WHAT IS REQUIRED - Every line that contains the word "навыки" should be copied.
____ PROVIDED RECORDS
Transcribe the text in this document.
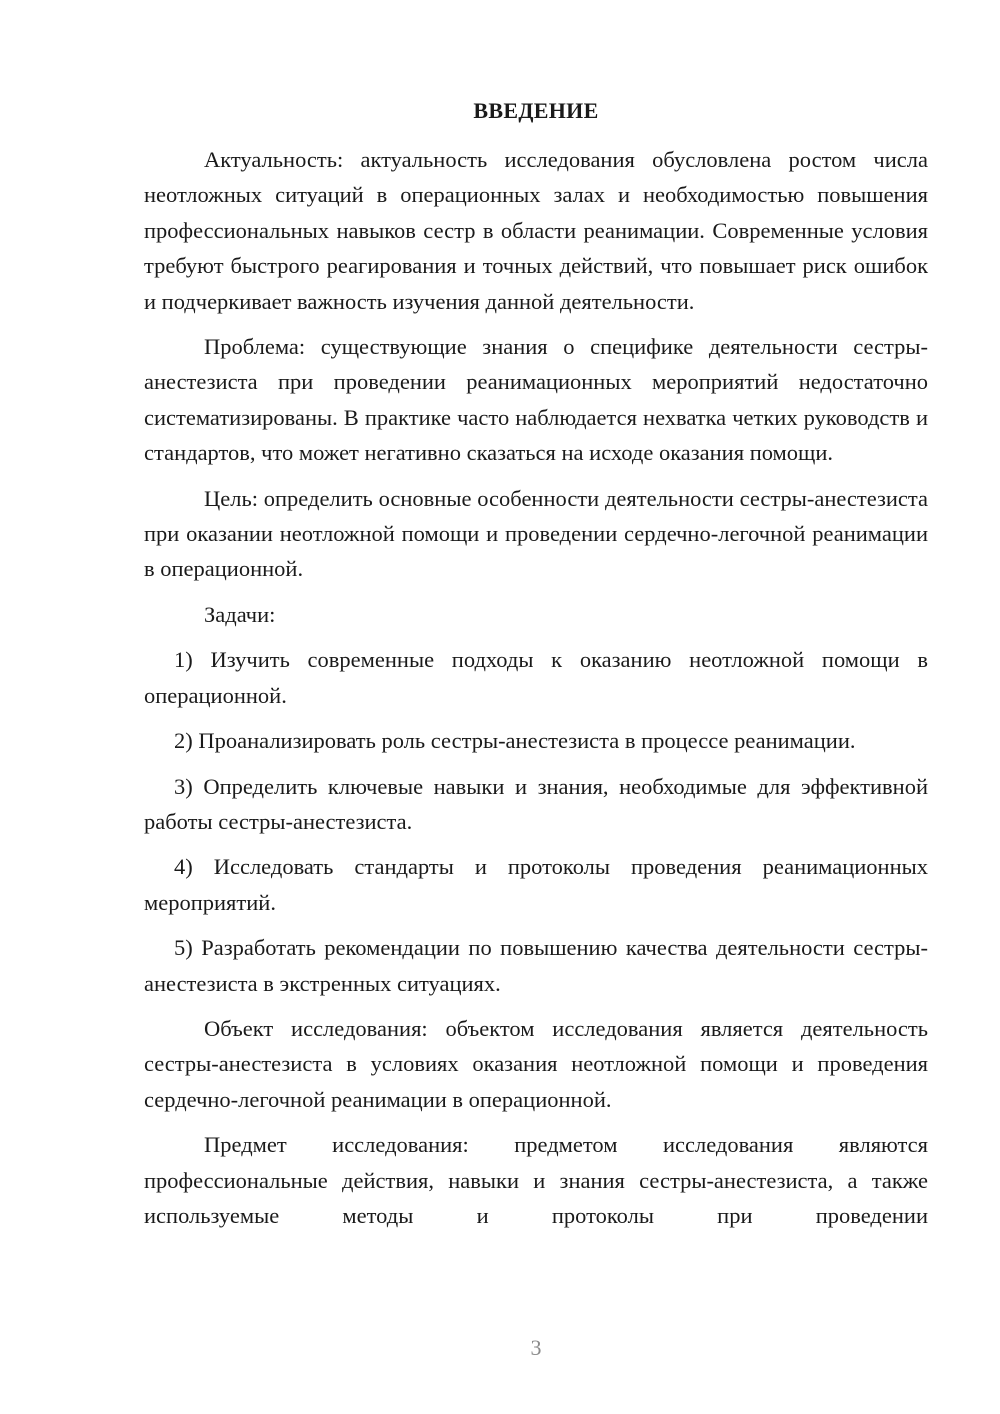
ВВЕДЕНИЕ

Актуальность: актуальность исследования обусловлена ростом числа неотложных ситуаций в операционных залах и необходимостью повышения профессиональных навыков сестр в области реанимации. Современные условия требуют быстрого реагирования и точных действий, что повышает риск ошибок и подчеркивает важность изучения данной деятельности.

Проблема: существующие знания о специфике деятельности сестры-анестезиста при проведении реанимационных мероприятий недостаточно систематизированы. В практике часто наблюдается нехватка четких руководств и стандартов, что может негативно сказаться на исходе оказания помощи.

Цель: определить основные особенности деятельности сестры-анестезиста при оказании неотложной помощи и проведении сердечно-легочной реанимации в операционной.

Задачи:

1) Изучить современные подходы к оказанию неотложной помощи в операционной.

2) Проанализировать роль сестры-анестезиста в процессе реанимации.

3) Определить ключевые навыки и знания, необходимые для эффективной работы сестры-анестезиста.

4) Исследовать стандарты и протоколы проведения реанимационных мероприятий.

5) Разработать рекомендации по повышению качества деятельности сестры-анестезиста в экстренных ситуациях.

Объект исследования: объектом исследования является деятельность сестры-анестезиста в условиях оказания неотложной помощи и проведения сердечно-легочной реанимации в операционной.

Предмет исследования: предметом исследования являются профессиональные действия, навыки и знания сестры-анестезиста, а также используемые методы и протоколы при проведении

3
________
EXPECTED ANSWER -
3) Определить ключевые навыки и знания, необходимые для эффективной работы сестры-анестезиста.
Предмет исследования: предметом исследования являются профессиональные действия, навыки и знания сестры-анестезиста, а также используемые методы и протоколы при проведении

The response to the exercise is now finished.